═════ Supplied records

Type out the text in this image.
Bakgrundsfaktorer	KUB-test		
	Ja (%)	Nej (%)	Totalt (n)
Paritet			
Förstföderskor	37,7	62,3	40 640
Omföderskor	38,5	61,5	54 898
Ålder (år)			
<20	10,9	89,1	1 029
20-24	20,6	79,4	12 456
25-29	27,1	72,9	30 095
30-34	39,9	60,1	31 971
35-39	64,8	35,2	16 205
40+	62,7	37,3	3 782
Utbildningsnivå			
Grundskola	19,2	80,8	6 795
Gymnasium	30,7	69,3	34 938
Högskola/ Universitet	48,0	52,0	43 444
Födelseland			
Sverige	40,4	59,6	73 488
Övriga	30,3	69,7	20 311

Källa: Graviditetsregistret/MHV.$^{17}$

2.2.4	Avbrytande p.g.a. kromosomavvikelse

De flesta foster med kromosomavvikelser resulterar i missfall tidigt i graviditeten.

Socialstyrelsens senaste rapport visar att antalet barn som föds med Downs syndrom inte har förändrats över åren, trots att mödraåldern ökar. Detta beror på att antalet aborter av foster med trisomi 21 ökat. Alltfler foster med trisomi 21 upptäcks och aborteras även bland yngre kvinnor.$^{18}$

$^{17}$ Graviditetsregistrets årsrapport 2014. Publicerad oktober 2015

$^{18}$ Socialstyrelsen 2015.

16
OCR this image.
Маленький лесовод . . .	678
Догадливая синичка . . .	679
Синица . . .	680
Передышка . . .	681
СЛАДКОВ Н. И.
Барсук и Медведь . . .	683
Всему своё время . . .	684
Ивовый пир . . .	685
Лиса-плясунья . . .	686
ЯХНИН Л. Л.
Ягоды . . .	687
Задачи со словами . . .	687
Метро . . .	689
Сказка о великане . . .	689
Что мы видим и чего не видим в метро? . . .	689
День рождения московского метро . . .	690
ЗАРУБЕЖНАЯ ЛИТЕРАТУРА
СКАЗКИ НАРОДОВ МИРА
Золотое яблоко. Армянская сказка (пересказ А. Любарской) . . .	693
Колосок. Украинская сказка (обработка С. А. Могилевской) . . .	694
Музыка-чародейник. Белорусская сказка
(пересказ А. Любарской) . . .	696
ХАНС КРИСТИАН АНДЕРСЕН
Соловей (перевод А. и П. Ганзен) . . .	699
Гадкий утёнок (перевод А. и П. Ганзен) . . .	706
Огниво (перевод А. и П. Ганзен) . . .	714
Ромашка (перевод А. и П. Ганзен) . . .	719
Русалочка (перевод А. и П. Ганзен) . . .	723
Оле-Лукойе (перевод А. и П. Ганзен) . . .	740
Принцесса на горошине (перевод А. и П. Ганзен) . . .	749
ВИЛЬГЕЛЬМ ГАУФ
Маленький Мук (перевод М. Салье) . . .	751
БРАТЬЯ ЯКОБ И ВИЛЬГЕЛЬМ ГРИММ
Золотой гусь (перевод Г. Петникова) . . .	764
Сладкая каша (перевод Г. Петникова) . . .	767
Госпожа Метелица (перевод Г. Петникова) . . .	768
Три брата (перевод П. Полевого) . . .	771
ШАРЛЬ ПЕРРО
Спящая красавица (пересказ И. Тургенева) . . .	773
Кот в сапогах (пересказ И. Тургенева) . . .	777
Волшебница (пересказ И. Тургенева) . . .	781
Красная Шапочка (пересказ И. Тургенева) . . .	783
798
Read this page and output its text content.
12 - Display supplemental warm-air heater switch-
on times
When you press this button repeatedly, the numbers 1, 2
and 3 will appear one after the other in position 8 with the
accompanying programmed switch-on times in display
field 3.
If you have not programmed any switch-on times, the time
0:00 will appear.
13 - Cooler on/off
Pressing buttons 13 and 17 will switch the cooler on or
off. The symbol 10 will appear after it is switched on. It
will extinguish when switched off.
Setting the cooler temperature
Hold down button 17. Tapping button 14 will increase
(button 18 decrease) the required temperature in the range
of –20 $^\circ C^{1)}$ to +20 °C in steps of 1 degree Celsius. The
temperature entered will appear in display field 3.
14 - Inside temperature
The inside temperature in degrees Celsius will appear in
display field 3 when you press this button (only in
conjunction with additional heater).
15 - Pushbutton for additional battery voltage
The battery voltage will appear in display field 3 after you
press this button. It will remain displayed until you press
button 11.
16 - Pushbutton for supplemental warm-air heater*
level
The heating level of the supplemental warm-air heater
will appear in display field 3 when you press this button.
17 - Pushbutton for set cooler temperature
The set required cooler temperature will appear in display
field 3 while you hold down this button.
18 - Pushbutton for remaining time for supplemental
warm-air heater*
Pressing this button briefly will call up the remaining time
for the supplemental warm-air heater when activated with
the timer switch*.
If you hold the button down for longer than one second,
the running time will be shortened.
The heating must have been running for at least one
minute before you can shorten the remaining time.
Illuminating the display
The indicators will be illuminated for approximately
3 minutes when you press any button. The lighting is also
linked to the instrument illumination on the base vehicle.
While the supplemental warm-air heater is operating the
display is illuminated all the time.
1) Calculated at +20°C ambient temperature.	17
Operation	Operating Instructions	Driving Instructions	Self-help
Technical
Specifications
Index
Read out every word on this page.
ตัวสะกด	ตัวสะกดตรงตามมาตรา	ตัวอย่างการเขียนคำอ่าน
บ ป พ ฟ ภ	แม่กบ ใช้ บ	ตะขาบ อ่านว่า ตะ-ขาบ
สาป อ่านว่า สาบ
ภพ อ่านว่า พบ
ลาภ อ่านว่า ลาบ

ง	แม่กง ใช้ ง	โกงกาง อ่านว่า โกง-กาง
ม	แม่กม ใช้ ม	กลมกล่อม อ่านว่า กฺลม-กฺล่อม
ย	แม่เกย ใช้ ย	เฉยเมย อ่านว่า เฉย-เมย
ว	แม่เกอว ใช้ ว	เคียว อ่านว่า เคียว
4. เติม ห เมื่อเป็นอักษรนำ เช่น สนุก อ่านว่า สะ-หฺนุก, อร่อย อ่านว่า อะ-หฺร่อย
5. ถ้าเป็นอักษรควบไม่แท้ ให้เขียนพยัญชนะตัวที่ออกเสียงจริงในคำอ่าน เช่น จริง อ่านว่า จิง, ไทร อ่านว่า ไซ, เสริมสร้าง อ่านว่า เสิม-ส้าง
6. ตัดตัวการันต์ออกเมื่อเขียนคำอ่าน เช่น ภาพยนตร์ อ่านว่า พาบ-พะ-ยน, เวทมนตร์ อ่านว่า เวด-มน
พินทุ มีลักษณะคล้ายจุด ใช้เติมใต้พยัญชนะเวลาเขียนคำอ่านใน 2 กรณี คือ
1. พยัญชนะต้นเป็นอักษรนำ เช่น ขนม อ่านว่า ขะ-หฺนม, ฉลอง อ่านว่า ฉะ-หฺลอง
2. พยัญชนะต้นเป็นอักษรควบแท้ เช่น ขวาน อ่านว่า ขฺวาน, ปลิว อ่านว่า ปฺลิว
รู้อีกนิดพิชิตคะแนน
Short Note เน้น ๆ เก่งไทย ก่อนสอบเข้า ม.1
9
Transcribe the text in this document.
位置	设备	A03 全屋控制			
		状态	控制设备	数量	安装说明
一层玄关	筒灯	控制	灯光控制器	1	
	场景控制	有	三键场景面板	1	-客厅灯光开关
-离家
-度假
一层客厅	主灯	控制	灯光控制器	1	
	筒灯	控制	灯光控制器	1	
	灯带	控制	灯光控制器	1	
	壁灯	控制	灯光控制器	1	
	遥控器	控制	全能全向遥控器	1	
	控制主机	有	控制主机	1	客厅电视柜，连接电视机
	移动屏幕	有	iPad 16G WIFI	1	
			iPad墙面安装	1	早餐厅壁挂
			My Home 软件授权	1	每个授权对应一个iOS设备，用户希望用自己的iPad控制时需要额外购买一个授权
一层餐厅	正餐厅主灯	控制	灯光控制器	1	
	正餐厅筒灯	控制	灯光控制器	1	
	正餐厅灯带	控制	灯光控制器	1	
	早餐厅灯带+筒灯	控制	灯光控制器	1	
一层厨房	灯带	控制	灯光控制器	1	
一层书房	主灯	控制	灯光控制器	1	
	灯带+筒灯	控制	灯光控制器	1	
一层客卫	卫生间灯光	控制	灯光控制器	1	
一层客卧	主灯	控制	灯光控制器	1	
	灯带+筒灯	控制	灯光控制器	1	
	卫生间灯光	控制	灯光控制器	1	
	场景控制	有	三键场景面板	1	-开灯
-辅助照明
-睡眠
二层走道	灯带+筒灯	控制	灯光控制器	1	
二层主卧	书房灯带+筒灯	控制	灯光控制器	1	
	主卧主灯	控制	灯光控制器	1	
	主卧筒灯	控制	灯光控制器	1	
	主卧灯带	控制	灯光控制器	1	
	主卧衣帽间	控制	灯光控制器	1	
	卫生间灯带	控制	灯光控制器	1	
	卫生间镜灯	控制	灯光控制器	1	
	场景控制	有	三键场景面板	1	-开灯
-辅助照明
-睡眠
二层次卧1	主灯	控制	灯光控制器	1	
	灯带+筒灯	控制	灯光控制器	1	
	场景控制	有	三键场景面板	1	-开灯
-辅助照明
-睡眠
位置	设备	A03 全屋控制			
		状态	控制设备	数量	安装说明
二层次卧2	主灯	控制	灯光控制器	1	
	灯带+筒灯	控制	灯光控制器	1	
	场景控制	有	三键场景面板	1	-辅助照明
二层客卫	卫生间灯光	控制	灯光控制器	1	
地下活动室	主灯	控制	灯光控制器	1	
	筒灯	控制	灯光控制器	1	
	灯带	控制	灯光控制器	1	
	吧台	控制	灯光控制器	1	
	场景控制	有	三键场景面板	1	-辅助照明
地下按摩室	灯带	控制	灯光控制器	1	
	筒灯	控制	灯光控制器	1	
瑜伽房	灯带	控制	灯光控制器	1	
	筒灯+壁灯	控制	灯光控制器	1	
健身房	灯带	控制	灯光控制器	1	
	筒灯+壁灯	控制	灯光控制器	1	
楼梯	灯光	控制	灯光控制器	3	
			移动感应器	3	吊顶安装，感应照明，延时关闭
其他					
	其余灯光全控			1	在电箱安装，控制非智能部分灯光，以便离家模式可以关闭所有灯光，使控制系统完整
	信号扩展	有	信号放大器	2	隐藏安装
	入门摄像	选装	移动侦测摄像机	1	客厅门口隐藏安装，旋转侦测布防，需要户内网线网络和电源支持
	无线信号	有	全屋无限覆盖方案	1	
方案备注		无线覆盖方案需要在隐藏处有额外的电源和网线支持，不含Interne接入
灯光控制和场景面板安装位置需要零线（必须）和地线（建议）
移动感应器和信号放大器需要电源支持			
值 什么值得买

══════════

> **Written instruction**:
Check each line of the listing above for the string "supplemental", then report only how many lines have it.

> **Response to the task**:
6